- PROBLEM STATEMENT
Collect all the lines that mention the word "مهلت".

════════

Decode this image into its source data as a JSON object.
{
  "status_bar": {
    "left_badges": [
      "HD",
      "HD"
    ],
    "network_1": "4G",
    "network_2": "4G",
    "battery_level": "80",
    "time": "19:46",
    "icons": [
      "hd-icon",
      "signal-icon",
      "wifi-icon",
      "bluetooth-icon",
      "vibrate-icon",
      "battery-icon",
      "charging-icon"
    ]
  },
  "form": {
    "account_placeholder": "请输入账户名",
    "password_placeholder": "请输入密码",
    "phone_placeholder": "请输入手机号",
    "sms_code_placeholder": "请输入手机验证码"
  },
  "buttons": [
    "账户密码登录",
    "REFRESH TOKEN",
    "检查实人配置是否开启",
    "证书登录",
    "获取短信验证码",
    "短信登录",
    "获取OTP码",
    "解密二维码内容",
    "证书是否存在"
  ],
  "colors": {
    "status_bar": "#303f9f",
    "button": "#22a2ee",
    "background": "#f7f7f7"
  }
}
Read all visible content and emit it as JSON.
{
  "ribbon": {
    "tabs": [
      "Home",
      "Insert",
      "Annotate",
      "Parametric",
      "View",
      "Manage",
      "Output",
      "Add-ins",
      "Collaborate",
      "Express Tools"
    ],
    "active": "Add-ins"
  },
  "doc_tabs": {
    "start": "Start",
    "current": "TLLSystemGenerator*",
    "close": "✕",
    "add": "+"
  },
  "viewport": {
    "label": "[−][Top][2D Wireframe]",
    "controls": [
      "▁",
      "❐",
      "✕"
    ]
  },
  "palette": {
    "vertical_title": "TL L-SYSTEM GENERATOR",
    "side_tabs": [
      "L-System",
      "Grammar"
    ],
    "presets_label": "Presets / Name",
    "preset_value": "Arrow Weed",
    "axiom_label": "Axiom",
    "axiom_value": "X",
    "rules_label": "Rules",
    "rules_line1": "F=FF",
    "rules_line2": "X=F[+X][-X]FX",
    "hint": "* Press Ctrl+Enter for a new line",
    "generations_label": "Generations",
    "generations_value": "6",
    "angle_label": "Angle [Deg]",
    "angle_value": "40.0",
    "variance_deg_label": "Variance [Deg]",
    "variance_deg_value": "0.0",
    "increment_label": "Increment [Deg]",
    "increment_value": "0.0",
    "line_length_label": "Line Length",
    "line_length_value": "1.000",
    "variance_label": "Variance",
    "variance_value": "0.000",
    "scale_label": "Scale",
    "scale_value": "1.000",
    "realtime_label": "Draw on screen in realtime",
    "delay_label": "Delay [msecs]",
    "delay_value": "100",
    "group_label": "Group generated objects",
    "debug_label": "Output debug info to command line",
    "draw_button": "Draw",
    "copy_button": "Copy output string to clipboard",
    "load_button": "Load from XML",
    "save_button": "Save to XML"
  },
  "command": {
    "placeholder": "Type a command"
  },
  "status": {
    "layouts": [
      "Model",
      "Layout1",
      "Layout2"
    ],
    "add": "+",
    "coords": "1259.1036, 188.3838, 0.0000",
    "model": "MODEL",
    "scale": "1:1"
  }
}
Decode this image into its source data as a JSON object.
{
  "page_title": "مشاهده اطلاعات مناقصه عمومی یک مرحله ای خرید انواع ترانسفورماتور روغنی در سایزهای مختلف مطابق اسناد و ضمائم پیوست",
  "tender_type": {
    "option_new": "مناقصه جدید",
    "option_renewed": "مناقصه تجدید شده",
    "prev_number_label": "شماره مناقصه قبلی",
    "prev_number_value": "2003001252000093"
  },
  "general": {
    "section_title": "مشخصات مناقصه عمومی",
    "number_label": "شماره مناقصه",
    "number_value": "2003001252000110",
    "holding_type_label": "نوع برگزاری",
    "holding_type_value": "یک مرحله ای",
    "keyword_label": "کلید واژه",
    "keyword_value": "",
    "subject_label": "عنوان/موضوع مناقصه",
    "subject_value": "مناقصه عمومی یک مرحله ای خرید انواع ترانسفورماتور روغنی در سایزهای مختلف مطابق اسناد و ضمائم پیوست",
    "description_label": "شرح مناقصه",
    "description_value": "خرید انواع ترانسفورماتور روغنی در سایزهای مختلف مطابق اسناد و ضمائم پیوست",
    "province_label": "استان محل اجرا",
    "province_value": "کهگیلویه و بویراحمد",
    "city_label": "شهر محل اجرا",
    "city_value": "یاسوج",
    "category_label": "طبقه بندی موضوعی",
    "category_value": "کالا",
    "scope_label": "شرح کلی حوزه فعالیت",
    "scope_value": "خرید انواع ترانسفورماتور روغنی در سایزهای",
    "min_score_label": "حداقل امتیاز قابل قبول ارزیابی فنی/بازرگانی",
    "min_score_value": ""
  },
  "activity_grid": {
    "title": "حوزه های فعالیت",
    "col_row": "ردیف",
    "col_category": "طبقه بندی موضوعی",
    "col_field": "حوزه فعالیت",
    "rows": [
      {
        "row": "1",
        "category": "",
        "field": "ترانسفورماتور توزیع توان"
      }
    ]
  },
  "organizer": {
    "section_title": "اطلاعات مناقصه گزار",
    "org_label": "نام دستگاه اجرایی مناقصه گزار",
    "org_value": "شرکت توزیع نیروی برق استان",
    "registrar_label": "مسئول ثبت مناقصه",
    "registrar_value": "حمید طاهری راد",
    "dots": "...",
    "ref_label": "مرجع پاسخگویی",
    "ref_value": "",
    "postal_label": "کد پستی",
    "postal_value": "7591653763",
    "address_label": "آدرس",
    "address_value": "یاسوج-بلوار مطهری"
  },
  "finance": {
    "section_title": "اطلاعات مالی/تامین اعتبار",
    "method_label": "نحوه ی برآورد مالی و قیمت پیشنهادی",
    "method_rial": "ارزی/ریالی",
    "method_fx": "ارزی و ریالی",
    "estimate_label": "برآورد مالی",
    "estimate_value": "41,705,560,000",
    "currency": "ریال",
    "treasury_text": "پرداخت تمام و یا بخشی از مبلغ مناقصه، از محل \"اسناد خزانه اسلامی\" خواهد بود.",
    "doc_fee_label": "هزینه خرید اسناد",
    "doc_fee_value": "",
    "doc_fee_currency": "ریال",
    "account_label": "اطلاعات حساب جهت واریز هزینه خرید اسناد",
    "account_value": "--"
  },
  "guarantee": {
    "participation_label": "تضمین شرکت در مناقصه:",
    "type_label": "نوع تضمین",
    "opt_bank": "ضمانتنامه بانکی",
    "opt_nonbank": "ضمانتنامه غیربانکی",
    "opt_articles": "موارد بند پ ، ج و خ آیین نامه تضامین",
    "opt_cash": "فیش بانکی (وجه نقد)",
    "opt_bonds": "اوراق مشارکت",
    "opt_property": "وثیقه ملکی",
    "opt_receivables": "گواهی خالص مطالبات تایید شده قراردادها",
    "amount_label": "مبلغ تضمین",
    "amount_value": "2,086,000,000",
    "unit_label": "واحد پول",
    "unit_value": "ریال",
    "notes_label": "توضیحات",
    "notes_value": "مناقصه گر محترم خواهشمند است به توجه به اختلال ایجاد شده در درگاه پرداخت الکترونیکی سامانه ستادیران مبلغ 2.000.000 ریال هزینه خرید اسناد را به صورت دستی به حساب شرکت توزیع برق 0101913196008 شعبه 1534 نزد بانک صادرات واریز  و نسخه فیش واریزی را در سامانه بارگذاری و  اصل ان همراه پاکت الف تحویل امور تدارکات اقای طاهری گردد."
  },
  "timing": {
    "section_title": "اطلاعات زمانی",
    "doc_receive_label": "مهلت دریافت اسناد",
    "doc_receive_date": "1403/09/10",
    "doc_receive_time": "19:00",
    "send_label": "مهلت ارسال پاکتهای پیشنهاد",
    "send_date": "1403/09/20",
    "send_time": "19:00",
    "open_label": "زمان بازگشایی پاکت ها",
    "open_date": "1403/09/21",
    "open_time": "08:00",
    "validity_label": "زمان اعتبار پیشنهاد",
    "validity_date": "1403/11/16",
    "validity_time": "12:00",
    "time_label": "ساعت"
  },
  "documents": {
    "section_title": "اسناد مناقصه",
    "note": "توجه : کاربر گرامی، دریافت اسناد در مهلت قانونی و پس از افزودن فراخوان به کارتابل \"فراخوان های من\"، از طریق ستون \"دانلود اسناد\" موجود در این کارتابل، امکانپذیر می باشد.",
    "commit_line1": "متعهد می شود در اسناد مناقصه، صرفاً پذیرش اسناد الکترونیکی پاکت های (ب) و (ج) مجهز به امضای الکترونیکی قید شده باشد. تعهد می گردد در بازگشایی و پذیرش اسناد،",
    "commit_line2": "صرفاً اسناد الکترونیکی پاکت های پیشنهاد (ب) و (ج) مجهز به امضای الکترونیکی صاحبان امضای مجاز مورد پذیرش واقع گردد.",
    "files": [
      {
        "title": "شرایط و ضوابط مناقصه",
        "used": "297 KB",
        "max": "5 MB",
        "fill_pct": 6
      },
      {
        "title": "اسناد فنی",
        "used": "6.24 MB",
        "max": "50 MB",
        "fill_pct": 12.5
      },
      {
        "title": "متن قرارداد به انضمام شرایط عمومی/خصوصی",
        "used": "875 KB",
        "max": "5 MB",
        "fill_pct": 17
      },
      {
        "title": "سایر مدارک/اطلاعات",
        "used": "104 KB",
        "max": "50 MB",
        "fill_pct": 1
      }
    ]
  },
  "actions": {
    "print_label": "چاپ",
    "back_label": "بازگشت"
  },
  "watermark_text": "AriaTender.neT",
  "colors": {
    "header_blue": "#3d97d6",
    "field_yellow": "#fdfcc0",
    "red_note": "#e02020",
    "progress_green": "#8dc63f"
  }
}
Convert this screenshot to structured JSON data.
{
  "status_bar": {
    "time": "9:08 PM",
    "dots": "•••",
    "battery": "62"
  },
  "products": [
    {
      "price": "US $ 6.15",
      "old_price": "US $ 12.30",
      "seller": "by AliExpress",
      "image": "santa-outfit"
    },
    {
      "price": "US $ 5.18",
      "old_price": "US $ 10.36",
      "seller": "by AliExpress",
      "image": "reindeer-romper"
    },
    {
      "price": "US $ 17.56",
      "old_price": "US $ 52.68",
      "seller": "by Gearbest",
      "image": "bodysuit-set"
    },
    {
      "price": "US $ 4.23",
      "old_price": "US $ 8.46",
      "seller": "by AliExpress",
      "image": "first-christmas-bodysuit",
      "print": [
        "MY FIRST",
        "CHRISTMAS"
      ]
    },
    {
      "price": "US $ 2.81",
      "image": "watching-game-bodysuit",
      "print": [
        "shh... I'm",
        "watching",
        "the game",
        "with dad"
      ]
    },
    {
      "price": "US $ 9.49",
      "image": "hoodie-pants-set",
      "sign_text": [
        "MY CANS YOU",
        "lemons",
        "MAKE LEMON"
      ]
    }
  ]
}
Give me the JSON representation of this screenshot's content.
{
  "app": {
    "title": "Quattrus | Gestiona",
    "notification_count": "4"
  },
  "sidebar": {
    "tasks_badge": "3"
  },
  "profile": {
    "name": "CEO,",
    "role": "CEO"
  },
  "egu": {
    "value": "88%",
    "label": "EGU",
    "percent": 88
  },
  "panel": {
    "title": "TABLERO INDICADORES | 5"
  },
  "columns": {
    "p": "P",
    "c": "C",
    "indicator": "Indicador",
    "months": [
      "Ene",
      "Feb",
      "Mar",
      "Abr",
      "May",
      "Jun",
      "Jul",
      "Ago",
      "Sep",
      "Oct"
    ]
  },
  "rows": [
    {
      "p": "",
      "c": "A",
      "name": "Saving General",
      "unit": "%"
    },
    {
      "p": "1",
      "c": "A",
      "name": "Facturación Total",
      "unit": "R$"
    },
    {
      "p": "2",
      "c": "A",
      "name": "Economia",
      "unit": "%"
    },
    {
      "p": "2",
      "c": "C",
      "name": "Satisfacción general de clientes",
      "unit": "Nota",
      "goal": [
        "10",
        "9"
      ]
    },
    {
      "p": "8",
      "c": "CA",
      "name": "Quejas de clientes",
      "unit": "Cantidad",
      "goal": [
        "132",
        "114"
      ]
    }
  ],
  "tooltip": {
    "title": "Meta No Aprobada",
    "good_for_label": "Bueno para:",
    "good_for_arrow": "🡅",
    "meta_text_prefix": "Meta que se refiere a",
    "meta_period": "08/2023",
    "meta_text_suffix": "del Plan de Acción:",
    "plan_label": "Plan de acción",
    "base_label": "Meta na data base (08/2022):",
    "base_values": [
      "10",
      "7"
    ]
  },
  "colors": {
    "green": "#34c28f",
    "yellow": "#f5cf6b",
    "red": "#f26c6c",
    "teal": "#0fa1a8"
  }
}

════════

- EXPECTED ANSWER
    "doc_receive_label": "مهلت دریافت اسناد",
    "send_label": "مهلت ارسال پاکتهای پیشنهاد",
    "note": "توجه : کاربر گرامی، دریافت اسناد در مهلت قانونی و پس از افزودن فراخوان به کارتابل \"فراخوان های من\"، از طریق ستون \"دانلود اسناد\" موجود در این کارتابل، امکانپذیر می باشد.",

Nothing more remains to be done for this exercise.